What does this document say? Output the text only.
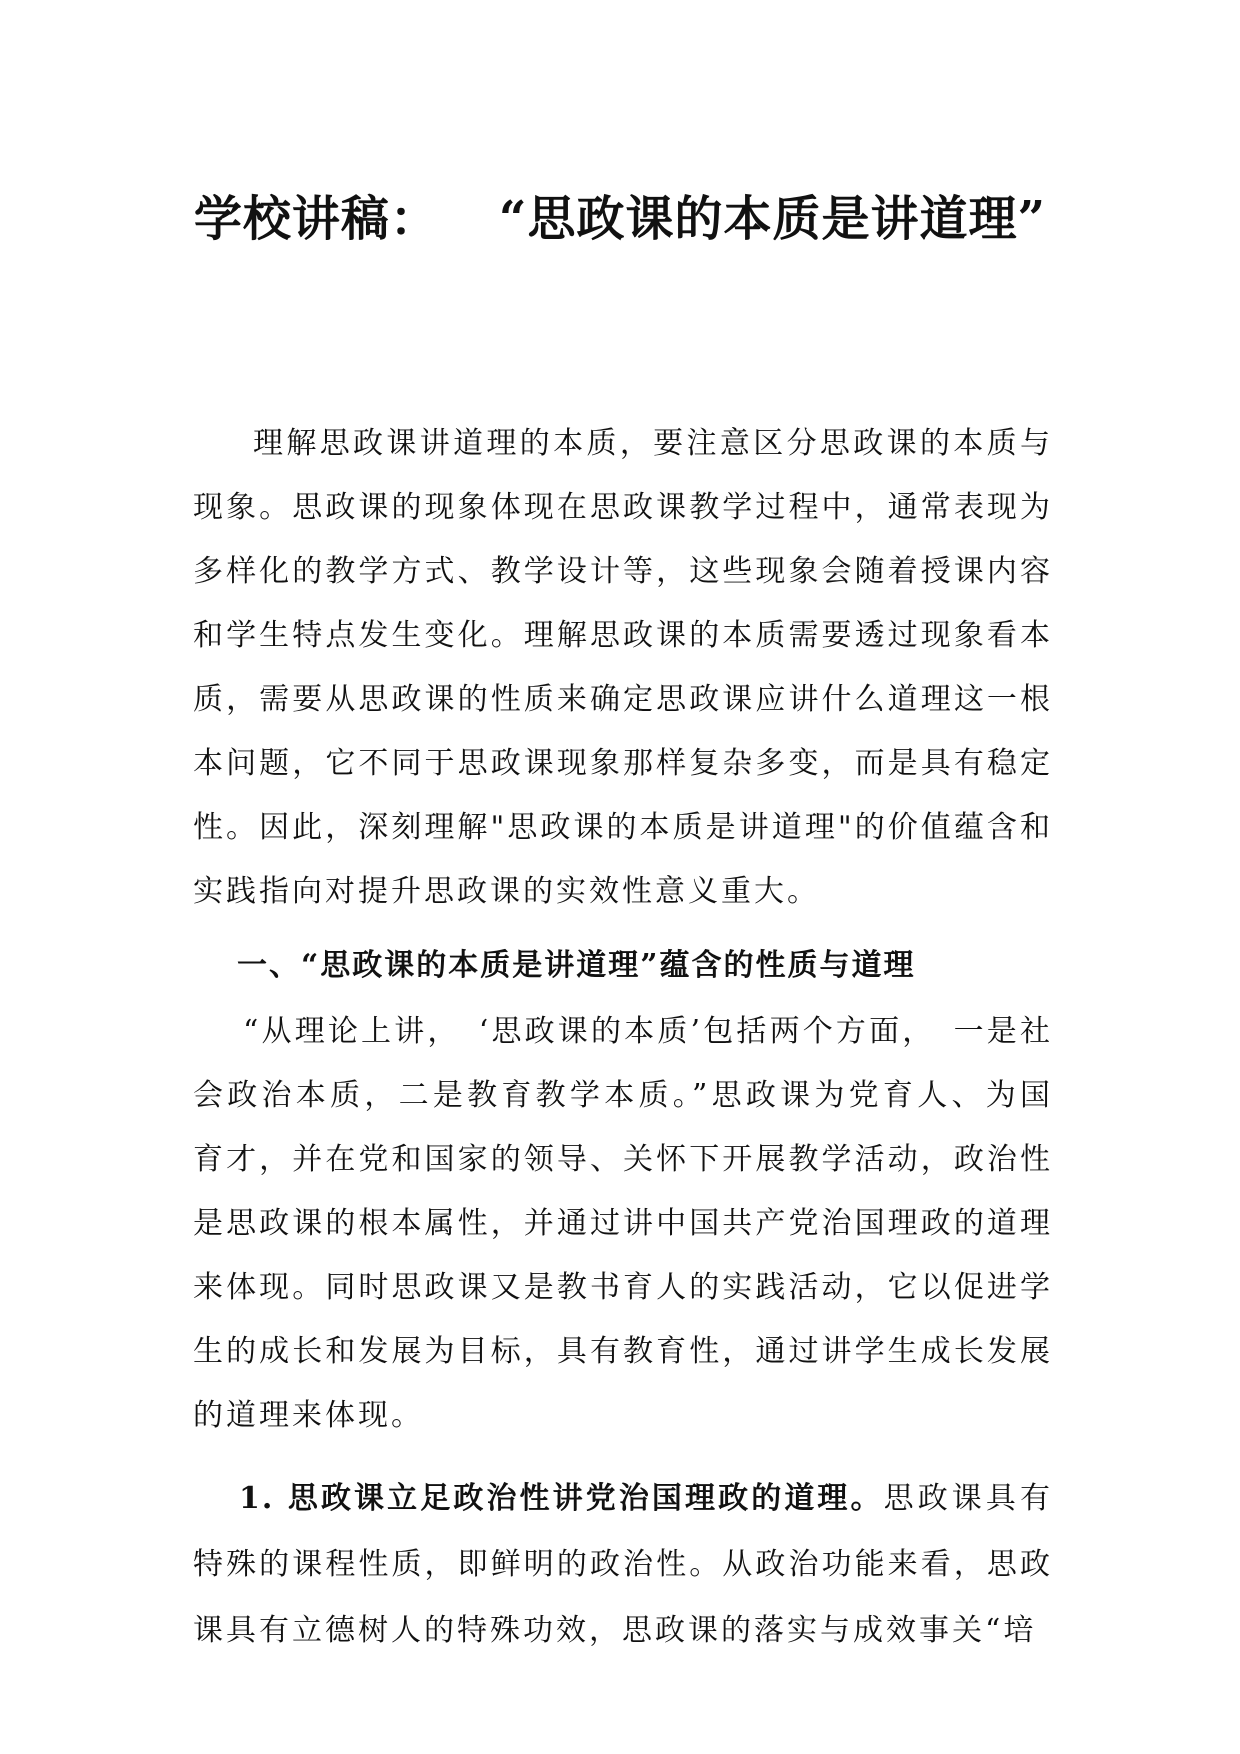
学校讲稿： “思政课的本质是讲道理”

理解思政课讲道理的本质，要注意区分思政课的本质与现象。思政课的现象体现在思政课教学过程中，通常表现为多样化的教学方式、教学设计等，这些现象会随着授课内容和学生特点发生变化。理解思政课的本质需要透过现象看本质，需要从思政课的性质来确定思政课应讲什么道理这一根本问题，它不同于思政课现象那样复杂多变，而是具有稳定性。因此，深刻理解"思政课的本质是讲道理"的价值蕴含和实践指向对提升思政课的实效性意义重大。

一、“思政课的本质是讲道理”蕴含的性质与道理

“从理论上讲，　‘思政课的本质’包括两个方面，　一是社会政治本质，二是教育教学本质。”思政课为党育人、为国育才，并在党和国家的领导、关怀下开展教学活动，政治性是思政课的根本属性，并通过讲中国共产党治国理政的道理来体现。同时思政课又是教书育人的实践活动，它以促进学生的成长和发展为目标，具有教育性，通过讲学生成长发展的道理来体现。

1. 思政课立足政治性讲党治国理政的道理。思政课具有特殊的课程性质，即鲜明的政治性。从政治功能来看，思政课具有立德树人的特殊功效，思政课的落实与成效事关“培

------------------------------------------------

## Exercise
Skipping the pictures, transcribe each line above exactly as it appears.

## Result of the task
What does this document say? Output the text only.
学校讲稿： “思政课的本质是讲道理”

理解思政课讲道理的本质，要注意区分思政课的本质与现象。思政课的现象体现在思政课教学过程中，通常表现为多样化的教学方式、教学设计等，这些现象会随着授课内容和学生特点发生变化。理解思政课的本质需要透过现象看本质，需要从思政课的性质来确定思政课应讲什么道理这一根本问题，它不同于思政课现象那样复杂多变，而是具有稳定性。因此，深刻理解"思政课的本质是讲道理"的价值蕴含和实践指向对提升思政课的实效性意义重大。

一、“思政课的本质是讲道理”蕴含的性质与道理

“从理论上讲，　‘思政课的本质’包括两个方面，　一是社会政治本质，二是教育教学本质。”思政课为党育人、为国育才，并在党和国家的领导、关怀下开展教学活动，政治性是思政课的根本属性，并通过讲中国共产党治国理政的道理来体现。同时思政课又是教书育人的实践活动，它以促进学生的成长和发展为目标，具有教育性，通过讲学生成长发展的道理来体现。

1. 思政课立足政治性讲党治国理政的道理。思政课具有特殊的课程性质，即鲜明的政治性。从政治功能来看，思政课具有立德树人的特殊功效，思政课的落实与成效事关“培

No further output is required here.